— Task description —
The data beneath this task is to be duplicated exactly, in its entirety.

— Dataset excerpts —
*****

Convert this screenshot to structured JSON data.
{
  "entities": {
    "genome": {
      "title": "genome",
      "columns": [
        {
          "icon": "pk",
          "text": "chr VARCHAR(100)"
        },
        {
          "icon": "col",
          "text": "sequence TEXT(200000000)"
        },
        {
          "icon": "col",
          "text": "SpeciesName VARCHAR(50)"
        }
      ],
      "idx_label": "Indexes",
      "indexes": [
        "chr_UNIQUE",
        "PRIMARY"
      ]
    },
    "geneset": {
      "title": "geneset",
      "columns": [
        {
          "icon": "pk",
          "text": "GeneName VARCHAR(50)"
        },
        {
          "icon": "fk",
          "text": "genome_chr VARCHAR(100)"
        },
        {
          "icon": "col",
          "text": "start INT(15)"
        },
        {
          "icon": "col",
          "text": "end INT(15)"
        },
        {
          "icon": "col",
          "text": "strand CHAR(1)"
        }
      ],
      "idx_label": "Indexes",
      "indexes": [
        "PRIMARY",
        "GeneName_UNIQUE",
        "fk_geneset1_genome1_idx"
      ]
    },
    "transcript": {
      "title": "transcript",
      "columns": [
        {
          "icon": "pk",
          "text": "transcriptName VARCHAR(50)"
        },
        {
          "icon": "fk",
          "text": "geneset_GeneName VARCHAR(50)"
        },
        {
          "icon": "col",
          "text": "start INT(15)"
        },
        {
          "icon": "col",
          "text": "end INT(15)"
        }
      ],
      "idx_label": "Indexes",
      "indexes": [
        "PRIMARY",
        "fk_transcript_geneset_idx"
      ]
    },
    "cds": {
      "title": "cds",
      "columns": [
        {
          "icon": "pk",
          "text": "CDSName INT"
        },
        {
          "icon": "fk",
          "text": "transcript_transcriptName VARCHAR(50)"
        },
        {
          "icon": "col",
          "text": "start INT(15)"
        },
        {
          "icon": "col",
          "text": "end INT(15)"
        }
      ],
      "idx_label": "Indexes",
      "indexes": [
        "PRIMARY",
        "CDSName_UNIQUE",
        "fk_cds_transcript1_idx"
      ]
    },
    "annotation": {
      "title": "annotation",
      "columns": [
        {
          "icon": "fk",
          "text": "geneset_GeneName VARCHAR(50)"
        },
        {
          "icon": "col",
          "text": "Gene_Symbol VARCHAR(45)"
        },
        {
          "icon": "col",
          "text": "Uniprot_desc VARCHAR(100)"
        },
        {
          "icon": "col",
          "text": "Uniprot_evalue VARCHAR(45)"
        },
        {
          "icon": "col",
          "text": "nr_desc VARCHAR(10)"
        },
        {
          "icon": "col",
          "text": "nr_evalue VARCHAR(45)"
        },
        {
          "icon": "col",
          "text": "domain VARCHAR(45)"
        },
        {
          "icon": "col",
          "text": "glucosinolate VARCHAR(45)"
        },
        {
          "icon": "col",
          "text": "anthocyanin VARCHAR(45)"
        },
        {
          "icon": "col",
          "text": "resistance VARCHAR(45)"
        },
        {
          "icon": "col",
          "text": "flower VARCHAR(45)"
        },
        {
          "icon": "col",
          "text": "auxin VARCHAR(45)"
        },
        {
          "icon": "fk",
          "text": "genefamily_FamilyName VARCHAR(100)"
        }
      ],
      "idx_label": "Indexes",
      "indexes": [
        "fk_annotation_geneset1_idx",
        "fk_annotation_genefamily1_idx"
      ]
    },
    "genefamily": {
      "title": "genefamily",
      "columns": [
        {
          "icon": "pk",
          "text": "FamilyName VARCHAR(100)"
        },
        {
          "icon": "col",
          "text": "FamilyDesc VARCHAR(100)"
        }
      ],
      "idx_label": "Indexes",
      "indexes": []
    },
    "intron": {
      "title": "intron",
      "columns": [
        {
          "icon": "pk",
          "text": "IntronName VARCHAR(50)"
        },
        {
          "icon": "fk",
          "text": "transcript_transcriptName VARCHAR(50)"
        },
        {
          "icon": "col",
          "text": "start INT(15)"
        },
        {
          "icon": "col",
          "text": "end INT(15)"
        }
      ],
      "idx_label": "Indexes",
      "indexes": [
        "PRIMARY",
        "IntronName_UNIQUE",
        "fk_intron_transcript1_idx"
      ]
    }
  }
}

*****

— Answer section —
Convert this screenshot to structured JSON data.
{
  "entities": {
    "genome": {
      "title": "genome",
      "columns": [
        {
          "icon": "pk",
          "text": "chr VARCHAR(100)"
        },
        {
          "icon": "col",
          "text": "sequence TEXT(200000000)"
        },
        {
          "icon": "col",
          "text": "SpeciesName VARCHAR(50)"
        }
      ],
      "idx_label": "Indexes",
      "indexes": [
        "chr_UNIQUE",
        "PRIMARY"
      ]
    },
    "geneset": {
      "title": "geneset",
      "columns": [
        {
          "icon": "pk",
          "text": "GeneName VARCHAR(50)"
        },
        {
          "icon": "fk",
          "text": "genome_chr VARCHAR(100)"
        },
        {
          "icon": "col",
          "text": "start INT(15)"
        },
        {
          "icon": "col",
          "text": "end INT(15)"
        },
        {
          "icon": "col",
          "text": "strand CHAR(1)"
        }
      ],
      "idx_label": "Indexes",
      "indexes": [
        "PRIMARY",
        "GeneName_UNIQUE",
        "fk_geneset1_genome1_idx"
      ]
    },
    "transcript": {
      "title": "transcript",
      "columns": [
        {
          "icon": "pk",
          "text": "transcriptName VARCHAR(50)"
        },
        {
          "icon": "fk",
          "text": "geneset_GeneName VARCHAR(50)"
        },
        {
          "icon": "col",
          "text": "start INT(15)"
        },
        {
          "icon": "col",
          "text": "end INT(15)"
        }
      ],
      "idx_label": "Indexes",
      "indexes": [
        "PRIMARY",
        "fk_transcript_geneset_idx"
      ]
    },
    "cds": {
      "title": "cds",
      "columns": [
        {
          "icon": "pk",
          "text": "CDSName INT"
        },
        {
          "icon": "fk",
          "text": "transcript_transcriptName VARCHAR(50)"
        },
        {
          "icon": "col",
          "text": "start INT(15)"
        },
        {
          "icon": "col",
          "text": "end INT(15)"
        }
      ],
      "idx_label": "Indexes",
      "indexes": [
        "PRIMARY",
        "CDSName_UNIQUE",
        "fk_cds_transcript1_idx"
      ]
    },
    "annotation": {
      "title": "annotation",
      "columns": [
        {
          "icon": "fk",
          "text": "geneset_GeneName VARCHAR(50)"
        },
        {
          "icon": "col",
          "text": "Gene_Symbol VARCHAR(45)"
        },
        {
          "icon": "col",
          "text": "Uniprot_desc VARCHAR(100)"
        },
        {
          "icon": "col",
          "text": "Uniprot_evalue VARCHAR(45)"
        },
        {
          "icon": "col",
          "text": "nr_desc VARCHAR(10)"
        },
        {
          "icon": "col",
          "text": "nr_evalue VARCHAR(45)"
        },
        {
          "icon": "col",
          "text": "domain VARCHAR(45)"
        },
        {
          "icon": "col",
          "text": "glucosinolate VARCHAR(45)"
        },
        {
          "icon": "col",
          "text": "anthocyanin VARCHAR(45)"
        },
        {
          "icon": "col",
          "text": "resistance VARCHAR(45)"
        },
        {
          "icon": "col",
          "text": "flower VARCHAR(45)"
        },
        {
          "icon": "col",
          "text": "auxin VARCHAR(45)"
        },
        {
          "icon": "fk",
          "text": "genefamily_FamilyName VARCHAR(100)"
        }
      ],
      "idx_label": "Indexes",
      "indexes": [
        "fk_annotation_geneset1_idx",
        "fk_annotation_genefamily1_idx"
      ]
    },
    "genefamily": {
      "title": "genefamily",
      "columns": [
        {
          "icon": "pk",
          "text": "FamilyName VARCHAR(100)"
        },
        {
          "icon": "col",
          "text": "FamilyDesc VARCHAR(100)"
        }
      ],
      "idx_label": "Indexes",
      "indexes": []
    },
    "intron": {
      "title": "intron",
      "columns": [
        {
          "icon": "pk",
          "text": "IntronName VARCHAR(50)"
        },
        {
          "icon": "fk",
          "text": "transcript_transcriptName VARCHAR(50)"
        },
        {
          "icon": "col",
          "text": "start INT(15)"
        },
        {
          "icon": "col",
          "text": "end INT(15)"
        }
      ],
      "idx_label": "Indexes",
      "indexes": [
        "PRIMARY",
        "IntronName_UNIQUE",
        "fk_intron_transcript1_idx"
      ]
    }
  }
}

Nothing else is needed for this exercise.